_WRITTEN INSTRUCTION_: Return the data exactly, with all pictures removed.

_INFORMATION GIVEN_:
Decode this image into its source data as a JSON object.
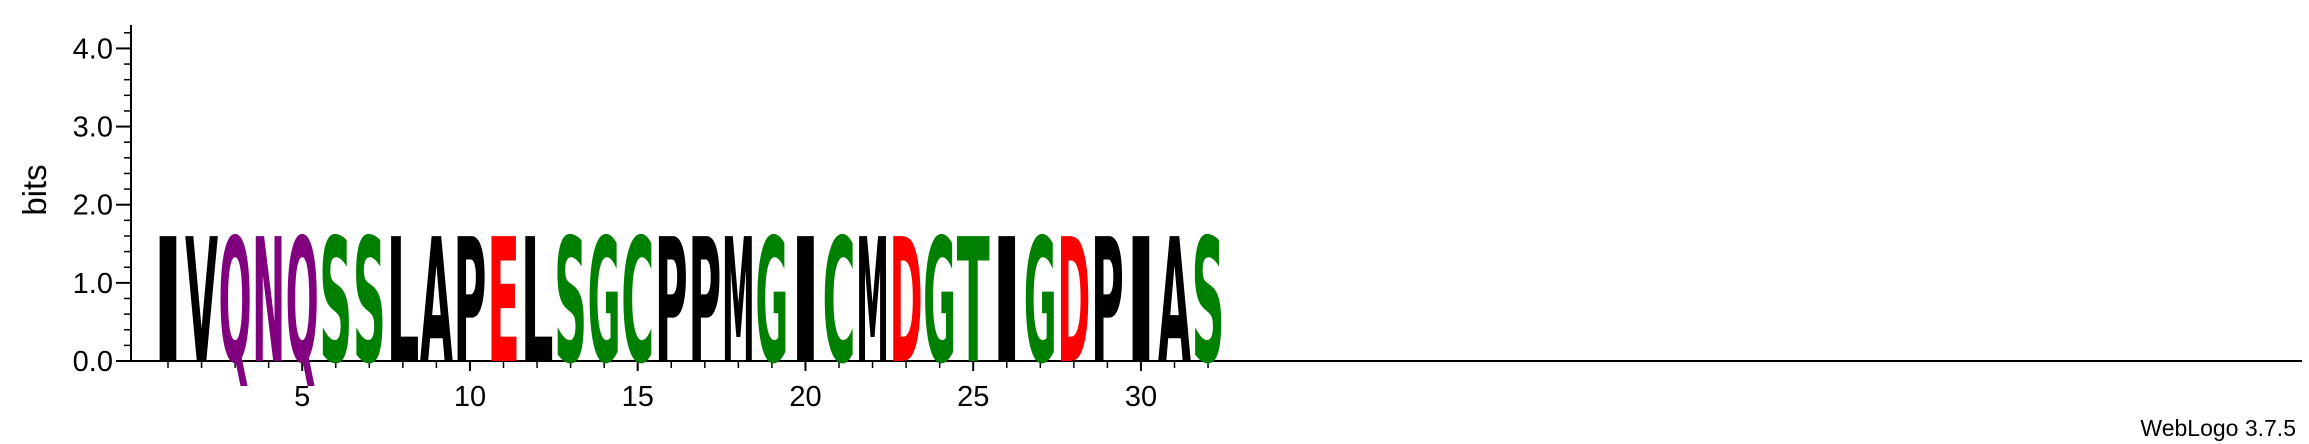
{
  "chart_data": {
    "type": "sequence-logo",
    "title": "",
    "xlabel": "",
    "ylabel": "bits",
    "ylim": [
      0,
      4.3
    ],
    "y_ticks": [
      "0.0",
      "1.0",
      "2.0",
      "3.0",
      "4.0"
    ],
    "y_tick_values": [
      0,
      1,
      2,
      3,
      4
    ],
    "x_ticks": [
      "5",
      "10",
      "15",
      "20",
      "25",
      "30"
    ],
    "x_tick_values": [
      5,
      10,
      15,
      20,
      25,
      30
    ],
    "positions": [
      1,
      2,
      3,
      4,
      5,
      6,
      7,
      8,
      9,
      10,
      11,
      12,
      13,
      14,
      15,
      16,
      17,
      18,
      19,
      20,
      21,
      22,
      23,
      24,
      25,
      26,
      27,
      28,
      29,
      30,
      31,
      32
    ],
    "letters": [
      "I",
      "V",
      "Q",
      "N",
      "Q",
      "S",
      "S",
      "L",
      "A",
      "P",
      "E",
      "L",
      "S",
      "G",
      "C",
      "P",
      "P",
      "M",
      "G",
      "I",
      "C",
      "M",
      "D",
      "G",
      "T",
      "I",
      "G",
      "D",
      "P",
      "I",
      "A",
      "S"
    ],
    "heights": [
      1.6,
      1.6,
      1.6,
      1.6,
      1.6,
      1.6,
      1.6,
      1.6,
      1.6,
      1.6,
      1.6,
      1.6,
      1.6,
      1.6,
      1.6,
      1.6,
      1.6,
      1.6,
      1.6,
      1.6,
      1.6,
      1.6,
      1.6,
      1.6,
      1.6,
      1.6,
      1.6,
      1.6,
      1.6,
      1.6,
      1.6,
      1.6
    ],
    "color_scheme": {
      "hydrophobic": "#000000",
      "polar": "#008000",
      "amide": "#800080",
      "acidic": "#ff0000"
    },
    "residue_colors": {
      "I": "#000000",
      "V": "#000000",
      "L": "#000000",
      "A": "#000000",
      "P": "#000000",
      "M": "#000000",
      "S": "#008000",
      "G": "#008000",
      "C": "#008000",
      "T": "#008000",
      "Q": "#800080",
      "N": "#800080",
      "E": "#ff0000",
      "D": "#ff0000"
    }
  },
  "credit": "WebLogo 3.7.5"
}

_COMPLETED TASK_:
Decode this image into its source data as a JSON object.
{
  "chart_data": {
    "type": "sequence-logo",
    "title": "",
    "xlabel": "",
    "ylabel": "bits",
    "ylim": [
      0,
      4.3
    ],
    "y_ticks": [
      "0.0",
      "1.0",
      "2.0",
      "3.0",
      "4.0"
    ],
    "y_tick_values": [
      0,
      1,
      2,
      3,
      4
    ],
    "x_ticks": [
      "5",
      "10",
      "15",
      "20",
      "25",
      "30"
    ],
    "x_tick_values": [
      5,
      10,
      15,
      20,
      25,
      30
    ],
    "positions": [
      1,
      2,
      3,
      4,
      5,
      6,
      7,
      8,
      9,
      10,
      11,
      12,
      13,
      14,
      15,
      16,
      17,
      18,
      19,
      20,
      21,
      22,
      23,
      24,
      25,
      26,
      27,
      28,
      29,
      30,
      31,
      32
    ],
    "letters": [
      "I",
      "V",
      "Q",
      "N",
      "Q",
      "S",
      "S",
      "L",
      "A",
      "P",
      "E",
      "L",
      "S",
      "G",
      "C",
      "P",
      "P",
      "M",
      "G",
      "I",
      "C",
      "M",
      "D",
      "G",
      "T",
      "I",
      "G",
      "D",
      "P",
      "I",
      "A",
      "S"
    ],
    "heights": [
      1.6,
      1.6,
      1.6,
      1.6,
      1.6,
      1.6,
      1.6,
      1.6,
      1.6,
      1.6,
      1.6,
      1.6,
      1.6,
      1.6,
      1.6,
      1.6,
      1.6,
      1.6,
      1.6,
      1.6,
      1.6,
      1.6,
      1.6,
      1.6,
      1.6,
      1.6,
      1.6,
      1.6,
      1.6,
      1.6,
      1.6,
      1.6
    ],
    "color_scheme": {
      "hydrophobic": "#000000",
      "polar": "#008000",
      "amide": "#800080",
      "acidic": "#ff0000"
    },
    "residue_colors": {
      "I": "#000000",
      "V": "#000000",
      "L": "#000000",
      "A": "#000000",
      "P": "#000000",
      "M": "#000000",
      "S": "#008000",
      "G": "#008000",
      "C": "#008000",
      "T": "#008000",
      "Q": "#800080",
      "N": "#800080",
      "E": "#ff0000",
      "D": "#ff0000"
    }
  },
  "credit": "WebLogo 3.7.5"
}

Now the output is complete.